Given request: Spot each line that carries the word "March"; copy those lines.

[Extracted records]
►
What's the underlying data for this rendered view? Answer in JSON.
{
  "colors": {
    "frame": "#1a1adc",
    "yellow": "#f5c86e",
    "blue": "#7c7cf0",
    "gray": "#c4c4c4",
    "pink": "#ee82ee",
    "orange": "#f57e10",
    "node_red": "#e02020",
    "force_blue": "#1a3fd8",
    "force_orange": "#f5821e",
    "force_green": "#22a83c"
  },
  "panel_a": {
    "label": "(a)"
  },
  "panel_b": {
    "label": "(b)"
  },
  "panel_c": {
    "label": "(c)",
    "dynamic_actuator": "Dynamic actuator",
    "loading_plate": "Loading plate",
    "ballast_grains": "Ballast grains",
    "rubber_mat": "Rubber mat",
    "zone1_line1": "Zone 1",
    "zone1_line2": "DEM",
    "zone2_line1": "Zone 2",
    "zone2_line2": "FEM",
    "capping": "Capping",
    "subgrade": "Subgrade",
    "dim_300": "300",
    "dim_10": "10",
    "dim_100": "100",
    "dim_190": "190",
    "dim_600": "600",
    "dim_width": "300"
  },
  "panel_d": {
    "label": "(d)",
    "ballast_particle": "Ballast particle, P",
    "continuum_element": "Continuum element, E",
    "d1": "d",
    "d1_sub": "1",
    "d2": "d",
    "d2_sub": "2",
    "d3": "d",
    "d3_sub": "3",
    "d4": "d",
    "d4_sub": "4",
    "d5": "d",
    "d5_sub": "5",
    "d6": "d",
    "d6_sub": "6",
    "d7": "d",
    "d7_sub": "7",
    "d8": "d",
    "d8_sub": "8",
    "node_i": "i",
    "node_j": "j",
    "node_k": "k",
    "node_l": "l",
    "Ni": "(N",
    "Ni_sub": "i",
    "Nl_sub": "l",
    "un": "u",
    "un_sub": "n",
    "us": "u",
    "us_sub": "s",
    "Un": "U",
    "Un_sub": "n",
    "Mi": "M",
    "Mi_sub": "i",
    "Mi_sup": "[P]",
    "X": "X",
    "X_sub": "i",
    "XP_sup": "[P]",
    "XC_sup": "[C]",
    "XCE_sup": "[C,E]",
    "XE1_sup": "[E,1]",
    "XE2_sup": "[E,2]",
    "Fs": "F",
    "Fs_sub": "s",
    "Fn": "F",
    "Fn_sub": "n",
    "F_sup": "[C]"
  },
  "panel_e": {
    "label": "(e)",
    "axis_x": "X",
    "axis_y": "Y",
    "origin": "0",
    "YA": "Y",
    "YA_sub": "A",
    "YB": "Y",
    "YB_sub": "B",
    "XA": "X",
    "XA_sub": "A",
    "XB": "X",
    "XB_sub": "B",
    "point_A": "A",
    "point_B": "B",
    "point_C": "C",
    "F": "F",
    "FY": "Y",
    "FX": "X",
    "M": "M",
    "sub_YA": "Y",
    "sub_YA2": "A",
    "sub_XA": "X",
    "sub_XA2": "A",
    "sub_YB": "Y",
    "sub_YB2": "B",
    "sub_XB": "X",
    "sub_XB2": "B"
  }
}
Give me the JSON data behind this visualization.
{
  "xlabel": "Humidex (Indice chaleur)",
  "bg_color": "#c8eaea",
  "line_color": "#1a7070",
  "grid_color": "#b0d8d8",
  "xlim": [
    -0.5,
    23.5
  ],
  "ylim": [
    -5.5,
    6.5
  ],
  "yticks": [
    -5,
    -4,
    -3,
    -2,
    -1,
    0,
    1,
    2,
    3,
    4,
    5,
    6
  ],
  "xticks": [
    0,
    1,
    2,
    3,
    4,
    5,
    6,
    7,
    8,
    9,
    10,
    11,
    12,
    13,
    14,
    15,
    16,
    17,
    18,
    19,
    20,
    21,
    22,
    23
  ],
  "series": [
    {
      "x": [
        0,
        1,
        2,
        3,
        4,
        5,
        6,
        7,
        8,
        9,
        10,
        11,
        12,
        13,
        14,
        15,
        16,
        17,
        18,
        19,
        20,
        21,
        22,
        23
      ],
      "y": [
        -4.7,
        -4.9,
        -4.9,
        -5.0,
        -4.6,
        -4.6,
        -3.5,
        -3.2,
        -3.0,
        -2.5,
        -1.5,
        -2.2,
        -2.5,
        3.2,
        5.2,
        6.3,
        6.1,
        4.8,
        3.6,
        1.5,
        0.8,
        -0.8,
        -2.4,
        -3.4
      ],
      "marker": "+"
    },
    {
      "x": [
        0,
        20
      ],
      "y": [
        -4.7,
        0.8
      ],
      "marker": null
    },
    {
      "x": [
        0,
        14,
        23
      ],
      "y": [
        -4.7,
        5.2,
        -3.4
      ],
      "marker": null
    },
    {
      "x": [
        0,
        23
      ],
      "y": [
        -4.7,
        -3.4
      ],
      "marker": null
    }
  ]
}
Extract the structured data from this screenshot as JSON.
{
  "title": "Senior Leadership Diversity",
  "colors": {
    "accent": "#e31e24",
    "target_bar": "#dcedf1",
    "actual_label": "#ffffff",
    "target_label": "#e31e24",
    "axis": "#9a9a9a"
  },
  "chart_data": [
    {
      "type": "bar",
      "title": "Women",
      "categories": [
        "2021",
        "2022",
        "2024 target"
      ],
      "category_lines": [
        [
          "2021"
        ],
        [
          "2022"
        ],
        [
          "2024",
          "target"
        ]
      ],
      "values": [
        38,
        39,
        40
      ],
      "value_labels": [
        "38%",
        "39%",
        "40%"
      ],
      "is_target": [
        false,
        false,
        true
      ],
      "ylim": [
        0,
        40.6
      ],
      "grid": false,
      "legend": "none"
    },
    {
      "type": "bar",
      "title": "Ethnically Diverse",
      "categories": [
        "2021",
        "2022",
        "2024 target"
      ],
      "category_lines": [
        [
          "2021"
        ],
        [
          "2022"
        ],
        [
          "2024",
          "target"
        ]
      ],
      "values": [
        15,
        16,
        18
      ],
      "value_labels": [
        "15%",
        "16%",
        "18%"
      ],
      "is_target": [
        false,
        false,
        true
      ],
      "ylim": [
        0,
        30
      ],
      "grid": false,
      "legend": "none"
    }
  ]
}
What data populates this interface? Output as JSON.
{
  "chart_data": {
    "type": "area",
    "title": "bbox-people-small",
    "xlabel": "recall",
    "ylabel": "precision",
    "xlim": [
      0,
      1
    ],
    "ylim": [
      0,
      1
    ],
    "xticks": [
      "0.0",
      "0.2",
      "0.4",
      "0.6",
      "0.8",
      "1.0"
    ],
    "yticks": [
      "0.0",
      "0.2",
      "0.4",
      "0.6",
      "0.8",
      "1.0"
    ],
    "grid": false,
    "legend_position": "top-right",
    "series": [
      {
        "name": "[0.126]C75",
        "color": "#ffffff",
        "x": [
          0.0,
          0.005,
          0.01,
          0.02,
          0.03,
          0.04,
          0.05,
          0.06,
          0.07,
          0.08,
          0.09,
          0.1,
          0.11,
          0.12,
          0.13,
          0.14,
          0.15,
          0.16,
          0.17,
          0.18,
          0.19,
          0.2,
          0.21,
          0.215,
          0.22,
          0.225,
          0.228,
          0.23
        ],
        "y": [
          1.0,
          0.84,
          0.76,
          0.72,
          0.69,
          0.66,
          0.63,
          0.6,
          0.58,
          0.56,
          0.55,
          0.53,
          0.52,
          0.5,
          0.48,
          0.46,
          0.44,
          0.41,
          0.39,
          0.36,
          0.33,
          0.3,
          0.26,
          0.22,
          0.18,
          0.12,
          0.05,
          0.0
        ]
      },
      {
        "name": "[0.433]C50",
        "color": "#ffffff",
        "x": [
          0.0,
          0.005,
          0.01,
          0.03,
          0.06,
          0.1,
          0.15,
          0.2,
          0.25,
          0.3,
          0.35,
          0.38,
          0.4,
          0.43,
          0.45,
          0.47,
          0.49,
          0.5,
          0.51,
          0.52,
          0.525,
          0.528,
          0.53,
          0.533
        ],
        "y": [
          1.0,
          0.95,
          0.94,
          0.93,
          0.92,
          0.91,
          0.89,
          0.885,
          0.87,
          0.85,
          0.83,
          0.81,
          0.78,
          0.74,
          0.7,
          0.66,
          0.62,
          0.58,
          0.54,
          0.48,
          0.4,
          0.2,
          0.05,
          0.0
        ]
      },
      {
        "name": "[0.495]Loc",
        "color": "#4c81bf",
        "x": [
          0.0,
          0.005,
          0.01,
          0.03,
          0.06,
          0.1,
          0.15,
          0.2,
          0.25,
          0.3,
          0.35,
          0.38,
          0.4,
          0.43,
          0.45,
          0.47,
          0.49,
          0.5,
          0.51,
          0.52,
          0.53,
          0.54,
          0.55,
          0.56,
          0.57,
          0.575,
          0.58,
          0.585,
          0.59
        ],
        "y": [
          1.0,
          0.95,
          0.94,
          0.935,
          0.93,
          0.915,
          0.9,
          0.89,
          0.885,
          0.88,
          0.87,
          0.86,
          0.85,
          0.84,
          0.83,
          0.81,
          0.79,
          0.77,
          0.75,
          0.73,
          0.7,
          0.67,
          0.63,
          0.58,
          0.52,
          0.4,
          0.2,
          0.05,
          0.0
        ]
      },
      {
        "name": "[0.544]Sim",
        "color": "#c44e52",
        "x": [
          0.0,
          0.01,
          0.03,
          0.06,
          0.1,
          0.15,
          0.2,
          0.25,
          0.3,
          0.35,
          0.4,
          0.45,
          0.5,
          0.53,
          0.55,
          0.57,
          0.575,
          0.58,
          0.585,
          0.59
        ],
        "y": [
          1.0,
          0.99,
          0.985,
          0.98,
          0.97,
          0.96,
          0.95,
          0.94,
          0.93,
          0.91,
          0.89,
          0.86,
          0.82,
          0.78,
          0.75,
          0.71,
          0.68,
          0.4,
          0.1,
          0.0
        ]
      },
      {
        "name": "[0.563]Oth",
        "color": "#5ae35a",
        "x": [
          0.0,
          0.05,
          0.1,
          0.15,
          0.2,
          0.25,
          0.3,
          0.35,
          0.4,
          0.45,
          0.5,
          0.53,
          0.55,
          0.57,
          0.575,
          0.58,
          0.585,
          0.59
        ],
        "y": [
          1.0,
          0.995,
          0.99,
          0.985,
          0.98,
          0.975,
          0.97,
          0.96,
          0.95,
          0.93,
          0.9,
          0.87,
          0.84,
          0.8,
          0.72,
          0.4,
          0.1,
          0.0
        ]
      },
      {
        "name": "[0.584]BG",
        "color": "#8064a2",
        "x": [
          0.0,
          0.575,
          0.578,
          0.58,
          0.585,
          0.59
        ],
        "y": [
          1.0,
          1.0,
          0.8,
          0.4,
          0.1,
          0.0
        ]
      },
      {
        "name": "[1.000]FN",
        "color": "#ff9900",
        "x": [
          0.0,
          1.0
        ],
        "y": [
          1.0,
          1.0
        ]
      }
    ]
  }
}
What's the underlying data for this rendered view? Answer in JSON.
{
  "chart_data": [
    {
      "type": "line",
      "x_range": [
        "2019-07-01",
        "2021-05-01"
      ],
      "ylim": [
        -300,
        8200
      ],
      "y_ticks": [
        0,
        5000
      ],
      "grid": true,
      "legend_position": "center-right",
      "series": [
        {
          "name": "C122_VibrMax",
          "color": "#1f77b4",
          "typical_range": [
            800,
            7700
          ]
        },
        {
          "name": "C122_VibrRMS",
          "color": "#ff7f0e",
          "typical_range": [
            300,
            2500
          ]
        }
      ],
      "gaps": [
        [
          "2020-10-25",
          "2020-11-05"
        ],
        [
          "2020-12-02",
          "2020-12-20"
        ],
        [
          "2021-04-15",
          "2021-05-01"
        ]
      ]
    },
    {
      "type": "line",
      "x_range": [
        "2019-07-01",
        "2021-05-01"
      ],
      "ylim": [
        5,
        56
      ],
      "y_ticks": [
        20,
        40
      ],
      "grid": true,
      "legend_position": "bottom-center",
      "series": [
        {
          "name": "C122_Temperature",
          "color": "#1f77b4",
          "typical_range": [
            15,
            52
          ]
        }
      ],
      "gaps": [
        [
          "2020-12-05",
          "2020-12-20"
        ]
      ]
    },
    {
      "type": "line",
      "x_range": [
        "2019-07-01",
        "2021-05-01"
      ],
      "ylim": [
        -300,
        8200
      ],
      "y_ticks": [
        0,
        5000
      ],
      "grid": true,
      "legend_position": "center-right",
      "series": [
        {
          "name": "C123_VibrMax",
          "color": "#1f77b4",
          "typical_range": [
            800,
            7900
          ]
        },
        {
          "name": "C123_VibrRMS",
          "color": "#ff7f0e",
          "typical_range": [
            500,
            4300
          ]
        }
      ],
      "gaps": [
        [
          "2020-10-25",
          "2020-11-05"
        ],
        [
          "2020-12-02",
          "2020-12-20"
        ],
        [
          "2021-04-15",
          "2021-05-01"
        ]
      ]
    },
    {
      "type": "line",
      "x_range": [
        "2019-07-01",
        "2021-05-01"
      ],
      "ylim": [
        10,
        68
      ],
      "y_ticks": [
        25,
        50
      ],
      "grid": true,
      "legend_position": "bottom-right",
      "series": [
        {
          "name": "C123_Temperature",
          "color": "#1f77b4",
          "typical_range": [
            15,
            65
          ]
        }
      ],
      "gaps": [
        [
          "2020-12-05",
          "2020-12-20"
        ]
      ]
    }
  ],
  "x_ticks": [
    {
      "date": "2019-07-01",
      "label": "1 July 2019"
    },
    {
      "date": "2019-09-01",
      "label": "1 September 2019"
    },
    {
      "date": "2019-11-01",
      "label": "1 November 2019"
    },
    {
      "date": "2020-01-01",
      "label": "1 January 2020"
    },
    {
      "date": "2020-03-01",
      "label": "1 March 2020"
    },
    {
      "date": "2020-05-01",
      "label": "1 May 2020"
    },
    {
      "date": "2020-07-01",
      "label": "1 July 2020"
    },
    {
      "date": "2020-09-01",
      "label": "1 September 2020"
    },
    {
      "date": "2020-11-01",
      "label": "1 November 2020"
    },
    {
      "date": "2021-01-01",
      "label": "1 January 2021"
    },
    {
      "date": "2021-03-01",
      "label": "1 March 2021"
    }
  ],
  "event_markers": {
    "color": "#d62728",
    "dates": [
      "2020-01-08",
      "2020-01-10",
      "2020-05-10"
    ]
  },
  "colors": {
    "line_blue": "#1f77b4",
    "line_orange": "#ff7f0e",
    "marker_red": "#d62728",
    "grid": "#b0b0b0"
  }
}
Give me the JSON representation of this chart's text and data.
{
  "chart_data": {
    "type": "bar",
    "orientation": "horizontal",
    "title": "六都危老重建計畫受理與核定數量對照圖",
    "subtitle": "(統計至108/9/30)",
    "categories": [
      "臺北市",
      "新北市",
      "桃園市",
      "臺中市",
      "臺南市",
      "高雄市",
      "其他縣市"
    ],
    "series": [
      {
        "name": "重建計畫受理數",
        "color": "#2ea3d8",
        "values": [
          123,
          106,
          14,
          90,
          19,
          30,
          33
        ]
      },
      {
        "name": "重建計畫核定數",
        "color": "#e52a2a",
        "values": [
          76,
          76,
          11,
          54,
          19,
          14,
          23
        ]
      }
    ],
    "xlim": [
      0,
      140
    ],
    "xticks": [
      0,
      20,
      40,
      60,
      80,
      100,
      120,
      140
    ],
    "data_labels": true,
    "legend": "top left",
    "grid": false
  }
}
◄
Response for this exercise:
      "label": "1 March 2020"
      "label": "1 March 2021"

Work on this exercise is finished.